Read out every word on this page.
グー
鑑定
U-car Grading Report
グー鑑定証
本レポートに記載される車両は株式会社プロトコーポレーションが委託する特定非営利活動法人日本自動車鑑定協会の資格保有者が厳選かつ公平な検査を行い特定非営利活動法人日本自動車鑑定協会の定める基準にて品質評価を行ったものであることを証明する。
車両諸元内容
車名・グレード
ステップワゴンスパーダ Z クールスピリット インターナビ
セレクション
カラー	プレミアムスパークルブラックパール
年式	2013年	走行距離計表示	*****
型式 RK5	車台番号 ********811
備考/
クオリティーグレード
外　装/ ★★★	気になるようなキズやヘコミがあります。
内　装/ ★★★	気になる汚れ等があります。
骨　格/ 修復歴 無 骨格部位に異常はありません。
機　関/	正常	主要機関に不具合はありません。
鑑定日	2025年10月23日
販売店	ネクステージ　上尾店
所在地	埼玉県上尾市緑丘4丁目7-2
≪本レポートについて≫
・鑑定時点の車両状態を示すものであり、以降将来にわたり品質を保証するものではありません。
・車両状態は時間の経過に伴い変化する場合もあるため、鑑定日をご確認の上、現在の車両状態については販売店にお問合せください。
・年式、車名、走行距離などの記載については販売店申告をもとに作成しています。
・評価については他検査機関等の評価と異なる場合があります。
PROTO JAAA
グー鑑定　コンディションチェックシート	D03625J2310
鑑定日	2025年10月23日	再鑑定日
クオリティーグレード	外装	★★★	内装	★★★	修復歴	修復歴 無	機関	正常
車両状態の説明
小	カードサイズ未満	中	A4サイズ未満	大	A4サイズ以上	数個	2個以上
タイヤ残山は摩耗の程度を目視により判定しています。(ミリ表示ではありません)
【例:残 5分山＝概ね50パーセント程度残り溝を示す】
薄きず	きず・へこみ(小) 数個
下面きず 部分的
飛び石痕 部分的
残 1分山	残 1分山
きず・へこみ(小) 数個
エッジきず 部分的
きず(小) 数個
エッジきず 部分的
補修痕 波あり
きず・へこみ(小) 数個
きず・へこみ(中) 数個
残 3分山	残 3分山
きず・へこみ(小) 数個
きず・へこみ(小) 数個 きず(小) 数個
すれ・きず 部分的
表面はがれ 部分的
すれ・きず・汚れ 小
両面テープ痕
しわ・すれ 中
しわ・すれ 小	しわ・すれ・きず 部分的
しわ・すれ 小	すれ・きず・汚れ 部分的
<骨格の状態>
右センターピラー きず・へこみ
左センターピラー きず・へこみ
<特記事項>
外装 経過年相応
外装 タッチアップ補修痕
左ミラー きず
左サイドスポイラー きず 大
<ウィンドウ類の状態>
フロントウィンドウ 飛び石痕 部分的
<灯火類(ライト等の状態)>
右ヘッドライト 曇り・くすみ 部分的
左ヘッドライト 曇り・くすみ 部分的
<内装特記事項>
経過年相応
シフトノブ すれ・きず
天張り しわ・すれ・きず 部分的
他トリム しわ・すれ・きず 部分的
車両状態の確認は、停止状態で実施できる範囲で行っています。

- Objective
Restate every record exactly, leaving nothing out.

- The reply
Read out every word on this page.
グー
鑑定
U-car Grading Report
グー鑑定証
本レポートに記載される車両は株式会社プロトコーポレーションが委託する特定非営利活動法人日本自動車鑑定協会の資格保有者が厳選かつ公平な検査を行い特定非営利活動法人日本自動車鑑定協会の定める基準にて品質評価を行ったものであることを証明する。
車両諸元内容
車名・グレード
ステップワゴンスパーダ Z クールスピリット インターナビ
セレクション
カラー	プレミアムスパークルブラックパール
年式	2013年	走行距離計表示	*****
型式 RK5	車台番号 ********811
備考/
クオリティーグレード
外　装/ ★★★	気になるようなキズやヘコミがあります。
内　装/ ★★★	気になる汚れ等があります。
骨　格/ 修復歴 無 骨格部位に異常はありません。
機　関/	正常	主要機関に不具合はありません。
鑑定日	2025年10月23日
販売店	ネクステージ　上尾店
所在地	埼玉県上尾市緑丘4丁目7-2
≪本レポートについて≫
・鑑定時点の車両状態を示すものであり、以降将来にわたり品質を保証するものではありません。
・車両状態は時間の経過に伴い変化する場合もあるため、鑑定日をご確認の上、現在の車両状態については販売店にお問合せください。
・年式、車名、走行距離などの記載については販売店申告をもとに作成しています。
・評価については他検査機関等の評価と異なる場合があります。
PROTO JAAA
グー鑑定　コンディションチェックシート	D03625J2310
鑑定日	2025年10月23日	再鑑定日
クオリティーグレード	外装	★★★	内装	★★★	修復歴	修復歴 無	機関	正常
車両状態の説明
小	カードサイズ未満	中	A4サイズ未満	大	A4サイズ以上	数個	2個以上
タイヤ残山は摩耗の程度を目視により判定しています。(ミリ表示ではありません)
【例:残 5分山＝概ね50パーセント程度残り溝を示す】
薄きず	きず・へこみ(小) 数個
下面きず 部分的
飛び石痕 部分的
残 1分山	残 1分山
きず・へこみ(小) 数個
エッジきず 部分的
きず(小) 数個
エッジきず 部分的
補修痕 波あり
きず・へこみ(小) 数個
きず・へこみ(中) 数個
残 3分山	残 3分山
きず・へこみ(小) 数個
きず・へこみ(小) 数個 きず(小) 数個
すれ・きず 部分的
表面はがれ 部分的
すれ・きず・汚れ 小
両面テープ痕
しわ・すれ 中
しわ・すれ 小	しわ・すれ・きず 部分的
しわ・すれ 小	すれ・きず・汚れ 部分的
<骨格の状態>
右センターピラー きず・へこみ
左センターピラー きず・へこみ
<特記事項>
外装 経過年相応
外装 タッチアップ補修痕
左ミラー きず
左サイドスポイラー きず 大
<ウィンドウ類の状態>
フロントウィンドウ 飛び石痕 部分的
<灯火類(ライト等の状態)>
右ヘッドライト 曇り・くすみ 部分的
左ヘッドライト 曇り・くすみ 部分的
<内装特記事項>
経過年相応
シフトノブ すれ・きず
天張り しわ・すれ・きず 部分的
他トリム しわ・すれ・きず 部分的
車両状態の確認は、停止状態で実施できる範囲で行っています。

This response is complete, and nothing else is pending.